== Aim of the exercise ==
Below are some records; retype all of them exactly.

▽

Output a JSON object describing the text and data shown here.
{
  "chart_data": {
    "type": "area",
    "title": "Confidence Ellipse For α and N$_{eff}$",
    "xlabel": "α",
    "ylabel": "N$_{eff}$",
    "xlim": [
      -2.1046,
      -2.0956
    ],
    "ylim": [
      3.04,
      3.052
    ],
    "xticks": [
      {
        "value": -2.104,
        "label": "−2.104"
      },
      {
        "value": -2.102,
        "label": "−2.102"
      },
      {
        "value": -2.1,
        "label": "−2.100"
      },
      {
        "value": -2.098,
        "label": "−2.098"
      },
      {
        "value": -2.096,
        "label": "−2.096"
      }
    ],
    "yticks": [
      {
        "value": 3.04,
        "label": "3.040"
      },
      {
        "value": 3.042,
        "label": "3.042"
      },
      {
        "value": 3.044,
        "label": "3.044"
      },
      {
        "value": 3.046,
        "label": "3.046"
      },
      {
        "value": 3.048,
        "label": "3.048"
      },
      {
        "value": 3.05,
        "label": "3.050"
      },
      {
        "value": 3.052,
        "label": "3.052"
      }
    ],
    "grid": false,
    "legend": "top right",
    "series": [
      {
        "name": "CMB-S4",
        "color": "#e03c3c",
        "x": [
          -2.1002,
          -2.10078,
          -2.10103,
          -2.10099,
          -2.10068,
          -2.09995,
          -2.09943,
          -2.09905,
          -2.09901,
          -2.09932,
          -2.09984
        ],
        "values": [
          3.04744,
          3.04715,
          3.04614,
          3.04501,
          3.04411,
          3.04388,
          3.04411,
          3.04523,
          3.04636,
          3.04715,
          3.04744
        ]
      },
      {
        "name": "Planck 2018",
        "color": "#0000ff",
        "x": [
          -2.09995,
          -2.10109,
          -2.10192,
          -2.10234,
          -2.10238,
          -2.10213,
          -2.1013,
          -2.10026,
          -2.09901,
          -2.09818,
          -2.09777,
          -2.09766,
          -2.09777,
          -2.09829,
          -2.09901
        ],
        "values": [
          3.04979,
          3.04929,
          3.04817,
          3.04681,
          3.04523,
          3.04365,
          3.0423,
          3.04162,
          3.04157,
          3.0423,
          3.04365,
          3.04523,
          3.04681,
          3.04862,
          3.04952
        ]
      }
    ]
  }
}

△

== Answer below ==
Output a JSON object describing the text and data shown here.
{
  "chart_data": {
    "type": "area",
    "title": "Confidence Ellipse For α and N$_{eff}$",
    "xlabel": "α",
    "ylabel": "N$_{eff}$",
    "xlim": [
      -2.1046,
      -2.0956
    ],
    "ylim": [
      3.04,
      3.052
    ],
    "xticks": [
      {
        "value": -2.104,
        "label": "−2.104"
      },
      {
        "value": -2.102,
        "label": "−2.102"
      },
      {
        "value": -2.1,
        "label": "−2.100"
      },
      {
        "value": -2.098,
        "label": "−2.098"
      },
      {
        "value": -2.096,
        "label": "−2.096"
      }
    ],
    "yticks": [
      {
        "value": 3.04,
        "label": "3.040"
      },
      {
        "value": 3.042,
        "label": "3.042"
      },
      {
        "value": 3.044,
        "label": "3.044"
      },
      {
        "value": 3.046,
        "label": "3.046"
      },
      {
        "value": 3.048,
        "label": "3.048"
      },
      {
        "value": 3.05,
        "label": "3.050"
      },
      {
        "value": 3.052,
        "label": "3.052"
      }
    ],
    "grid": false,
    "legend": "top right",
    "series": [
      {
        "name": "CMB-S4",
        "color": "#e03c3c",
        "x": [
          -2.1002,
          -2.10078,
          -2.10103,
          -2.10099,
          -2.10068,
          -2.09995,
          -2.09943,
          -2.09905,
          -2.09901,
          -2.09932,
          -2.09984
        ],
        "values": [
          3.04744,
          3.04715,
          3.04614,
          3.04501,
          3.04411,
          3.04388,
          3.04411,
          3.04523,
          3.04636,
          3.04715,
          3.04744
        ]
      },
      {
        "name": "Planck 2018",
        "color": "#0000ff",
        "x": [
          -2.09995,
          -2.10109,
          -2.10192,
          -2.10234,
          -2.10238,
          -2.10213,
          -2.1013,
          -2.10026,
          -2.09901,
          -2.09818,
          -2.09777,
          -2.09766,
          -2.09777,
          -2.09829,
          -2.09901
        ],
        "values": [
          3.04979,
          3.04929,
          3.04817,
          3.04681,
          3.04523,
          3.04365,
          3.0423,
          3.04162,
          3.04157,
          3.0423,
          3.04365,
          3.04523,
          3.04681,
          3.04862,
          3.04952
        ]
      }
    ]
  }
}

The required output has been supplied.